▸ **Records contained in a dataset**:
▶

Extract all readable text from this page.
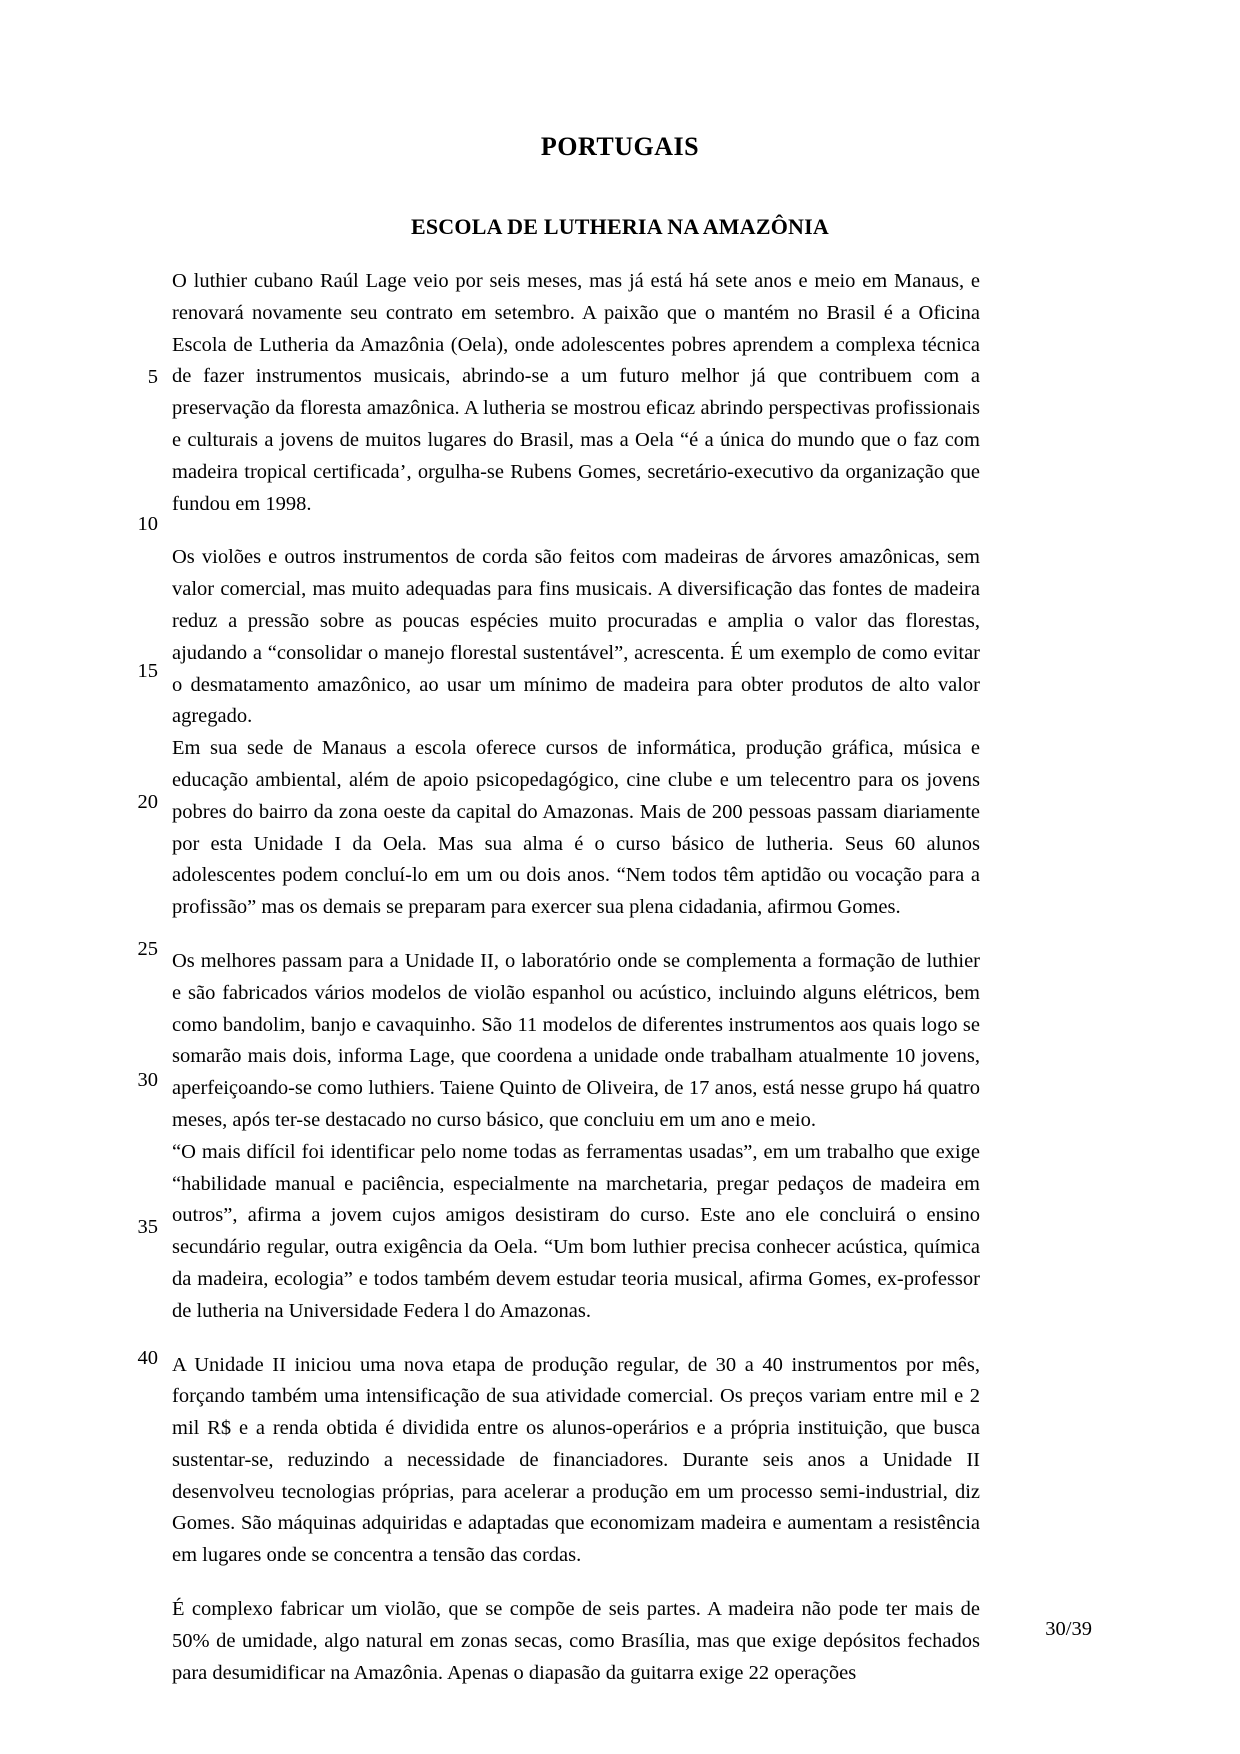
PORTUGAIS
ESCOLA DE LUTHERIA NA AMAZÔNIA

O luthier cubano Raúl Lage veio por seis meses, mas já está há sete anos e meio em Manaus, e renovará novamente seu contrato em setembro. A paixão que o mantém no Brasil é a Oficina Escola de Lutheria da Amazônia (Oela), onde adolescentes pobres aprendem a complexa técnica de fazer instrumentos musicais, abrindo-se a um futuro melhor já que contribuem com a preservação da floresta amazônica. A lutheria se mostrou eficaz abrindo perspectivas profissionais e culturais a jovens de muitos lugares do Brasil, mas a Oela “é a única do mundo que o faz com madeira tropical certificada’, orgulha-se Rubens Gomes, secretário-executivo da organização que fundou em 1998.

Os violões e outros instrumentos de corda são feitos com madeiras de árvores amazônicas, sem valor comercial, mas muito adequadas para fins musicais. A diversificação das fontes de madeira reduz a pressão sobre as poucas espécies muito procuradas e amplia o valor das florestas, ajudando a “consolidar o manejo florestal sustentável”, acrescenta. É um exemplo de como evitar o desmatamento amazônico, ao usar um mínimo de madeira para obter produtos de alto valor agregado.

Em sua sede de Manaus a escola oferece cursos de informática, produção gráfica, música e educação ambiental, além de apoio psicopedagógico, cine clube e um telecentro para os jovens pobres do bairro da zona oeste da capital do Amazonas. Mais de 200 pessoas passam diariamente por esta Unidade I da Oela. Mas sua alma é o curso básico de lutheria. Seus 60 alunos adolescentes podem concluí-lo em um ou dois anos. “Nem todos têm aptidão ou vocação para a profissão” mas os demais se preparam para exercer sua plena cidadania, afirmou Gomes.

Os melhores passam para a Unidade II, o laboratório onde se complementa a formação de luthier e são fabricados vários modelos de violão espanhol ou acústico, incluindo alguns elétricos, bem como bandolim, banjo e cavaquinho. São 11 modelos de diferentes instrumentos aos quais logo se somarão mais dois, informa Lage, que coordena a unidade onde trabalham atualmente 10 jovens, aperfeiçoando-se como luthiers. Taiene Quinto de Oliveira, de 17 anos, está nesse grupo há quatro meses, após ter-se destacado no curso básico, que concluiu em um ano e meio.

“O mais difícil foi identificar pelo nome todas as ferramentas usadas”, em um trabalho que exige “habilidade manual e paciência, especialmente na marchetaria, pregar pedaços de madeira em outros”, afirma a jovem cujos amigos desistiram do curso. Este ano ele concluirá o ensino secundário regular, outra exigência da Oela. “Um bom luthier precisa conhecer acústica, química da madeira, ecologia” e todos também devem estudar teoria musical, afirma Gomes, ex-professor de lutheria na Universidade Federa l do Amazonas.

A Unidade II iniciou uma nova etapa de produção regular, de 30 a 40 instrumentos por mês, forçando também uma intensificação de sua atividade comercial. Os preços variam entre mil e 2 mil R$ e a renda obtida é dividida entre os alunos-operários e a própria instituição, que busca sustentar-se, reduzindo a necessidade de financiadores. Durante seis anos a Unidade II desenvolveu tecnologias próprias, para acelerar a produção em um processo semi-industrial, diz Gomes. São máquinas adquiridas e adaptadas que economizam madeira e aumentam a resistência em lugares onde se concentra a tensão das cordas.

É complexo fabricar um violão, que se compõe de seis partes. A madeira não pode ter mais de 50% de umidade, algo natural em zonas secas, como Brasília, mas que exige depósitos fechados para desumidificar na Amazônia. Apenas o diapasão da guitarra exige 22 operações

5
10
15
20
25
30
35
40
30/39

◀
▶

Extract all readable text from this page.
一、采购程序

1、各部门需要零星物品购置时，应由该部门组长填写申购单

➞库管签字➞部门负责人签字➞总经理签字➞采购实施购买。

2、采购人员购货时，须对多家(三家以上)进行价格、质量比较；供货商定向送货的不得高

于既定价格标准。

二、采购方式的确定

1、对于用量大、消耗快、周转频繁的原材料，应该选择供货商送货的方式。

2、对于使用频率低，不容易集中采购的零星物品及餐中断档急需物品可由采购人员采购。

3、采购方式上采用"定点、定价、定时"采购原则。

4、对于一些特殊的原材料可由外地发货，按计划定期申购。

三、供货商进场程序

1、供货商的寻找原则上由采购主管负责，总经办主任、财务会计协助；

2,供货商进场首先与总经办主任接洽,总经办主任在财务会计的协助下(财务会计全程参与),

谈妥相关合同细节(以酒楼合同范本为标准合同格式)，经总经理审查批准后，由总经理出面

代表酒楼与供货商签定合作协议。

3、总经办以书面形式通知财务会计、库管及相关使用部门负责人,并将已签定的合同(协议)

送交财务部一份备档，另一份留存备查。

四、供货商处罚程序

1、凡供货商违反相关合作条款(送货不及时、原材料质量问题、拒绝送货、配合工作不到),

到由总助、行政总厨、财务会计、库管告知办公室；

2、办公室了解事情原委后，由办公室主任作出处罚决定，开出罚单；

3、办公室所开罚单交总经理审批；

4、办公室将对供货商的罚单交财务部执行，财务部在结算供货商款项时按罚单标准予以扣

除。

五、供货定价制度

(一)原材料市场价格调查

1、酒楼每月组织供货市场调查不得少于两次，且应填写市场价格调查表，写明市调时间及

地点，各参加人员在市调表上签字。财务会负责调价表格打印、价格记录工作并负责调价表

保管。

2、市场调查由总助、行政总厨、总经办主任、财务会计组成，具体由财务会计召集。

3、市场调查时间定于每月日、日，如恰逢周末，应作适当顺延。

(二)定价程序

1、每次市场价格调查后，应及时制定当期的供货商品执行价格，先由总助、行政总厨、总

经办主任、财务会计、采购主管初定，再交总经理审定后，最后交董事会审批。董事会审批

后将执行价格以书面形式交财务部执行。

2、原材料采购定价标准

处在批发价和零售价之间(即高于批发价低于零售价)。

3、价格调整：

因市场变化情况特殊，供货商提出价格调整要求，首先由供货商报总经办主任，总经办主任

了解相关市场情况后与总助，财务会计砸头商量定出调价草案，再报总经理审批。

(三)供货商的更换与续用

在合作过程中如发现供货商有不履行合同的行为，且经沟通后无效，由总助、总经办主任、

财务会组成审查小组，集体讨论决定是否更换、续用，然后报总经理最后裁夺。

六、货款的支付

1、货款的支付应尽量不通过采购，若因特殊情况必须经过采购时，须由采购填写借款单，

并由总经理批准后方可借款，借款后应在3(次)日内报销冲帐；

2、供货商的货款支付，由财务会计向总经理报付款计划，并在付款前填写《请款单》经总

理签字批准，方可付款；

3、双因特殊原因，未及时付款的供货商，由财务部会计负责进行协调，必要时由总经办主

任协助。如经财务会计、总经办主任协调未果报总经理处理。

◀
▶

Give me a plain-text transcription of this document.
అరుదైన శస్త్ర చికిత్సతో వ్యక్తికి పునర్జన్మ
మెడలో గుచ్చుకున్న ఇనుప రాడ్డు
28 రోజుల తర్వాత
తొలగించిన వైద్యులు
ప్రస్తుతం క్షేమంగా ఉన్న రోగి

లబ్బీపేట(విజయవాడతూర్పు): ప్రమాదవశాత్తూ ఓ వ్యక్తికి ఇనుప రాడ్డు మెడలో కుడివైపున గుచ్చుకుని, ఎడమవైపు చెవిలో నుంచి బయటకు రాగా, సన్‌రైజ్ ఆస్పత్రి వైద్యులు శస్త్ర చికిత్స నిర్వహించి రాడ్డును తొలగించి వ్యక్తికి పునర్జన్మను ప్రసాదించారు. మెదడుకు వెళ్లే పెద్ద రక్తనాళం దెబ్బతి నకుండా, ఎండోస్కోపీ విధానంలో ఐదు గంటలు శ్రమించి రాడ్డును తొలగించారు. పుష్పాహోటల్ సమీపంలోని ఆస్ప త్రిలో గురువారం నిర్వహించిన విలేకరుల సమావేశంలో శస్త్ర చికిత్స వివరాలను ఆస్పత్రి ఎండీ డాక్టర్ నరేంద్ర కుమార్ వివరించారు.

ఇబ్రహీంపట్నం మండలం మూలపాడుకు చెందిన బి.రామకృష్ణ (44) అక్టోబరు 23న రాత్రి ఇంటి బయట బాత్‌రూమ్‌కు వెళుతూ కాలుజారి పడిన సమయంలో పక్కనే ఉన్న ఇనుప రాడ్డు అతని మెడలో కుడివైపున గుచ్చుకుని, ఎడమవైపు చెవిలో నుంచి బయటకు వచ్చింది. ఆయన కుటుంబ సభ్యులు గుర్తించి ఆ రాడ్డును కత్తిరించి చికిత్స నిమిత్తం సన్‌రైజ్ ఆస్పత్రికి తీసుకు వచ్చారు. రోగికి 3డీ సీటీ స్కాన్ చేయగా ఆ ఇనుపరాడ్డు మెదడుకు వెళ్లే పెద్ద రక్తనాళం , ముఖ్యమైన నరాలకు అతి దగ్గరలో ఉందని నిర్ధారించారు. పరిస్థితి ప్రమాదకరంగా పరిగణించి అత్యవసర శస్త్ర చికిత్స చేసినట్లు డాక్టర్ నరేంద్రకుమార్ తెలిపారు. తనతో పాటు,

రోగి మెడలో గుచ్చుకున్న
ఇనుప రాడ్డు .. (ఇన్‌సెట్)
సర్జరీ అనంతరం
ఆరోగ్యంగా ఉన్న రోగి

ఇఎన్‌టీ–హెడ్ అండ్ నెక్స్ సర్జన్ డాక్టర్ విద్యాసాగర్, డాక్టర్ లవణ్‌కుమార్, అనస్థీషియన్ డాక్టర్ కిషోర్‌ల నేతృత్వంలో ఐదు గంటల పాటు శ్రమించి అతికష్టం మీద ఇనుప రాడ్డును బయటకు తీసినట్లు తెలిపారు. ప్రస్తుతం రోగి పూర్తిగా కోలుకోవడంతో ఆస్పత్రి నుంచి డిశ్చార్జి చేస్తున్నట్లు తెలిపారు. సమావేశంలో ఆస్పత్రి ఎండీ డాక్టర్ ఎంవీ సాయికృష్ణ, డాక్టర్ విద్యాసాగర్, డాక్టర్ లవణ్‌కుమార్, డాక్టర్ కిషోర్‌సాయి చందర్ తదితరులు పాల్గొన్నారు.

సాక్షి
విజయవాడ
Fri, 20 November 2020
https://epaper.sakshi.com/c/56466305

◀

▸ **Work to do**:
Identify each line in the entries with the word "dois" and copy it.

▸ **Answer to the problem**:
Em sua sede de Manaus a escola oferece cursos de informática, produção gráfica, música e educação ambiental, além de apoio psicopedagógico, cine clube e um telecentro para os jovens pobres do bairro da zona oeste da capital do Amazonas. Mais de 200 pessoas passam diariamente por esta Unidade I da Oela. Mas sua alma é o curso básico de lutheria. Seus 60 alunos adolescentes podem concluí-lo em um ou dois anos. “Nem todos têm aptidão ou vocação para a profissão” mas os demais se preparam para exercer sua plena cidadania, afirmou Gomes.
Os melhores passam para a Unidade II, o laboratório onde se complementa a formação de luthier e são fabricados vários modelos de violão espanhol ou acústico, incluindo alguns elétricos, bem como bandolim, banjo e cavaquinho. São 11 modelos de diferentes instrumentos aos quais logo se somarão mais dois, informa Lage, que coordena a unidade onde trabalham atualmente 10 jovens, aperfeiçoando-se como luthiers. Taiene Quinto de Oliveira, de 17 anos, está nesse grupo há quatro meses, após ter-se destacado no curso básico, que concluiu em um ano e meio.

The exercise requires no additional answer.